- _The problem_
Below is a block of records: output all of them exactly and leave out the pictures.

--- Data to process ---

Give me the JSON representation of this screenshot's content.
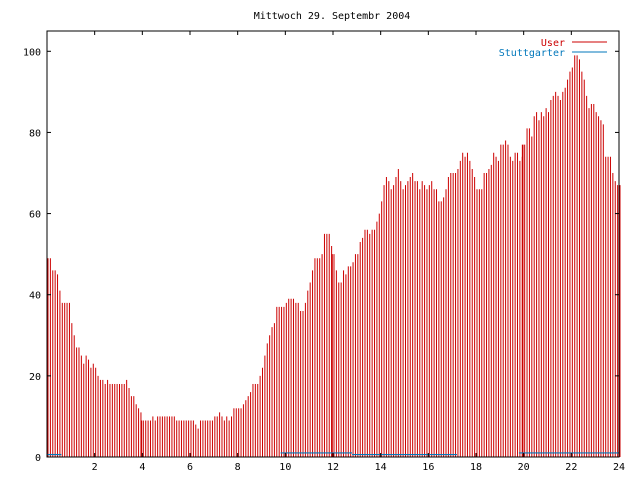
{
  "chart_data": {
    "type": "bar",
    "title": "Mittwoch 29. Septembr 2004",
    "xlabel": "",
    "ylabel": "",
    "xlim": [
      0,
      24
    ],
    "ylim": [
      0,
      105
    ],
    "x_ticks": [
      "2",
      "4",
      "6",
      "8",
      "10",
      "12",
      "14",
      "16",
      "18",
      "20",
      "22",
      "24"
    ],
    "y_ticks": [
      "0",
      "20",
      "40",
      "60",
      "80",
      "100"
    ],
    "legend_position": "top-right",
    "grid": false,
    "series": [
      {
        "name": "User",
        "color": "#cc0000",
        "interval_hours": 0.1,
        "values": [
          49,
          49,
          46,
          46,
          45,
          41,
          38,
          38,
          38,
          38,
          33,
          30,
          27,
          27,
          25,
          23,
          25,
          24,
          22,
          23,
          22,
          20,
          19,
          19,
          18,
          19,
          18,
          18,
          18,
          18,
          18,
          18,
          18,
          19,
          17,
          15,
          15,
          13,
          12,
          11,
          9,
          9,
          9,
          9,
          10,
          9,
          10,
          10,
          10,
          10,
          10,
          10,
          10,
          10,
          9,
          9,
          9,
          9,
          9,
          9,
          9,
          9,
          8,
          7,
          9,
          9,
          9,
          9,
          9,
          9,
          10,
          10,
          11,
          10,
          9,
          10,
          9,
          10,
          12,
          12,
          12,
          12,
          13,
          14,
          15,
          16,
          18,
          18,
          18,
          20,
          22,
          25,
          28,
          30,
          32,
          33,
          37,
          37,
          37,
          37,
          38,
          39,
          39,
          39,
          38,
          38,
          36,
          36,
          38,
          41,
          43,
          46,
          49,
          49,
          49,
          50,
          55,
          55,
          55,
          52,
          50,
          46,
          43,
          43,
          46,
          45,
          47,
          47,
          48,
          50,
          50,
          53,
          54,
          56,
          56,
          55,
          56,
          56,
          58,
          60,
          63,
          67,
          69,
          68,
          66,
          67,
          69,
          71,
          68,
          66,
          67,
          68,
          69,
          70,
          68,
          68,
          66,
          68,
          67,
          66,
          67,
          68,
          66,
          66,
          63,
          63,
          64,
          66,
          69,
          70,
          70,
          70,
          71,
          73,
          75,
          74,
          75,
          73,
          71,
          69,
          66,
          66,
          66,
          70,
          70,
          71,
          72,
          75,
          74,
          73,
          77,
          77,
          78,
          77,
          74,
          73,
          75,
          75,
          73,
          74,
          77,
          81,
          81,
          79,
          84,
          85,
          83,
          85,
          84,
          86,
          85,
          88,
          89,
          90,
          89,
          88,
          90,
          91,
          93,
          95,
          96,
          99,
          99,
          98,
          95,
          93,
          89,
          86,
          87,
          87,
          85,
          84,
          83,
          82,
          74,
          74,
          74,
          70,
          68,
          67,
          67
        ],
        "highlight_x": [
          4,
          12,
          20
        ]
      },
      {
        "name": "Stuttgarter",
        "color": "#0077bb",
        "segments": [
          {
            "x_start": 0.0,
            "x_end": 0.6,
            "value": 0.6
          },
          {
            "x_start": 9.8,
            "x_end": 12.8,
            "value": 1.0
          },
          {
            "x_start": 12.8,
            "x_end": 17.2,
            "value": 0.6
          },
          {
            "x_start": 19.8,
            "x_end": 24.0,
            "value": 1.0
          }
        ]
      }
    ]
  }
}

---

- _Output of the exercise_
Give me the JSON representation of this screenshot's content.
{
  "chart_data": {
    "type": "bar",
    "title": "Mittwoch 29. Septembr 2004",
    "xlabel": "",
    "ylabel": "",
    "xlim": [
      0,
      24
    ],
    "ylim": [
      0,
      105
    ],
    "x_ticks": [
      "2",
      "4",
      "6",
      "8",
      "10",
      "12",
      "14",
      "16",
      "18",
      "20",
      "22",
      "24"
    ],
    "y_ticks": [
      "0",
      "20",
      "40",
      "60",
      "80",
      "100"
    ],
    "legend_position": "top-right",
    "grid": false,
    "series": [
      {
        "name": "User",
        "color": "#cc0000",
        "interval_hours": 0.1,
        "values": [
          49,
          49,
          46,
          46,
          45,
          41,
          38,
          38,
          38,
          38,
          33,
          30,
          27,
          27,
          25,
          23,
          25,
          24,
          22,
          23,
          22,
          20,
          19,
          19,
          18,
          19,
          18,
          18,
          18,
          18,
          18,
          18,
          18,
          19,
          17,
          15,
          15,
          13,
          12,
          11,
          9,
          9,
          9,
          9,
          10,
          9,
          10,
          10,
          10,
          10,
          10,
          10,
          10,
          10,
          9,
          9,
          9,
          9,
          9,
          9,
          9,
          9,
          8,
          7,
          9,
          9,
          9,
          9,
          9,
          9,
          10,
          10,
          11,
          10,
          9,
          10,
          9,
          10,
          12,
          12,
          12,
          12,
          13,
          14,
          15,
          16,
          18,
          18,
          18,
          20,
          22,
          25,
          28,
          30,
          32,
          33,
          37,
          37,
          37,
          37,
          38,
          39,
          39,
          39,
          38,
          38,
          36,
          36,
          38,
          41,
          43,
          46,
          49,
          49,
          49,
          50,
          55,
          55,
          55,
          52,
          50,
          46,
          43,
          43,
          46,
          45,
          47,
          47,
          48,
          50,
          50,
          53,
          54,
          56,
          56,
          55,
          56,
          56,
          58,
          60,
          63,
          67,
          69,
          68,
          66,
          67,
          69,
          71,
          68,
          66,
          67,
          68,
          69,
          70,
          68,
          68,
          66,
          68,
          67,
          66,
          67,
          68,
          66,
          66,
          63,
          63,
          64,
          66,
          69,
          70,
          70,
          70,
          71,
          73,
          75,
          74,
          75,
          73,
          71,
          69,
          66,
          66,
          66,
          70,
          70,
          71,
          72,
          75,
          74,
          73,
          77,
          77,
          78,
          77,
          74,
          73,
          75,
          75,
          73,
          74,
          77,
          81,
          81,
          79,
          84,
          85,
          83,
          85,
          84,
          86,
          85,
          88,
          89,
          90,
          89,
          88,
          90,
          91,
          93,
          95,
          96,
          99,
          99,
          98,
          95,
          93,
          89,
          86,
          87,
          87,
          85,
          84,
          83,
          82,
          74,
          74,
          74,
          70,
          68,
          67,
          67
        ],
        "highlight_x": [
          4,
          12,
          20
        ]
      },
      {
        "name": "Stuttgarter",
        "color": "#0077bb",
        "segments": [
          {
            "x_start": 0.0,
            "x_end": 0.6,
            "value": 0.6
          },
          {
            "x_start": 9.8,
            "x_end": 12.8,
            "value": 1.0
          },
          {
            "x_start": 12.8,
            "x_end": 17.2,
            "value": 0.6
          },
          {
            "x_start": 19.8,
            "x_end": 24.0,
            "value": 1.0
          }
        ]
      }
    ]
  }
}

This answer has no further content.